▶ **WORK INSTRUCTIONS**:
Print the entries verbatim, leaving out the images they contain.

▶ **DATASET**:

==========

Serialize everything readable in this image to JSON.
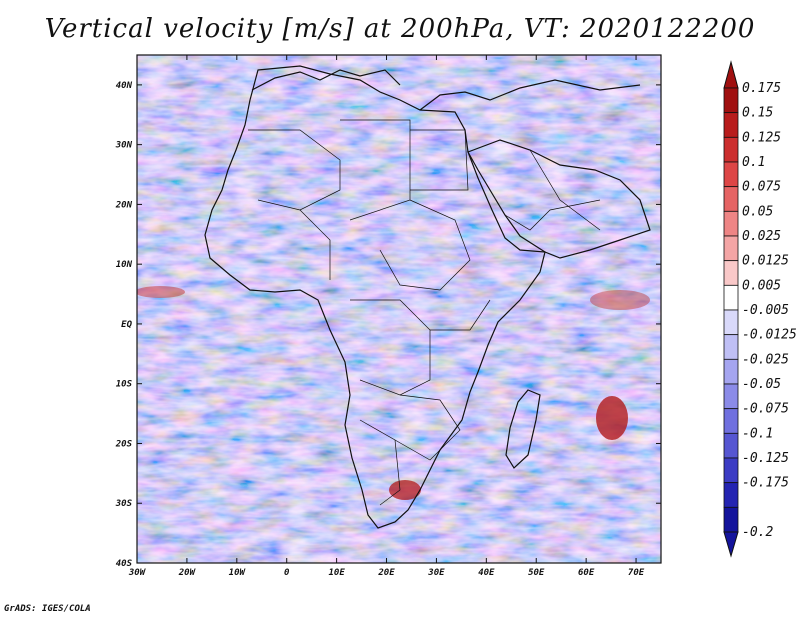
{
  "title": "Vertical velocity [m/s] at 200hPa, VT: 2020122200",
  "credit": "GrADS: IGES/COLA",
  "map": {
    "lon_range": [
      -30,
      75
    ],
    "lat_range": [
      -40,
      45
    ],
    "lat_labels": [
      "40N",
      "30N",
      "20N",
      "10N",
      "EQ",
      "10S",
      "20S",
      "30S",
      "40S"
    ],
    "lon_labels": [
      "30W",
      "20W",
      "10W",
      "0",
      "10E",
      "20E",
      "30E",
      "40E",
      "50E",
      "60E",
      "70E"
    ],
    "region": "Africa, Arabian Peninsula, Indian Ocean"
  },
  "colorbar": {
    "levels": [
      "0.175",
      "0.15",
      "0.125",
      "0.1",
      "0.075",
      "0.05",
      "0.025",
      "0.0125",
      "0.005",
      "-0.005",
      "-0.0125",
      "-0.025",
      "-0.05",
      "-0.075",
      "-0.1",
      "-0.125",
      "-0.175",
      "-0.2"
    ],
    "colors": [
      "#a01010",
      "#b81c1c",
      "#cc2e2e",
      "#dd4646",
      "#e66464",
      "#ee8585",
      "#f4a5a5",
      "#f9c8c8",
      "#ffffff",
      "#d9d9fa",
      "#bfbff5",
      "#a5a5f0",
      "#8b8be8",
      "#7070df",
      "#5656d2",
      "#3c3cc4",
      "#2424b2",
      "#14149c"
    ]
  }
}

==========

▶ **EXERCISE RESPONSE**:
Serialize everything readable in this image to JSON.
{
  "title": "Vertical velocity [m/s] at 200hPa, VT: 2020122200",
  "credit": "GrADS: IGES/COLA",
  "map": {
    "lon_range": [
      -30,
      75
    ],
    "lat_range": [
      -40,
      45
    ],
    "lat_labels": [
      "40N",
      "30N",
      "20N",
      "10N",
      "EQ",
      "10S",
      "20S",
      "30S",
      "40S"
    ],
    "lon_labels": [
      "30W",
      "20W",
      "10W",
      "0",
      "10E",
      "20E",
      "30E",
      "40E",
      "50E",
      "60E",
      "70E"
    ],
    "region": "Africa, Arabian Peninsula, Indian Ocean"
  },
  "colorbar": {
    "levels": [
      "0.175",
      "0.15",
      "0.125",
      "0.1",
      "0.075",
      "0.05",
      "0.025",
      "0.0125",
      "0.005",
      "-0.005",
      "-0.0125",
      "-0.025",
      "-0.05",
      "-0.075",
      "-0.1",
      "-0.125",
      "-0.175",
      "-0.2"
    ],
    "colors": [
      "#a01010",
      "#b81c1c",
      "#cc2e2e",
      "#dd4646",
      "#e66464",
      "#ee8585",
      "#f4a5a5",
      "#f9c8c8",
      "#ffffff",
      "#d9d9fa",
      "#bfbff5",
      "#a5a5f0",
      "#8b8be8",
      "#7070df",
      "#5656d2",
      "#3c3cc4",
      "#2424b2",
      "#14149c"
    ]
  }
}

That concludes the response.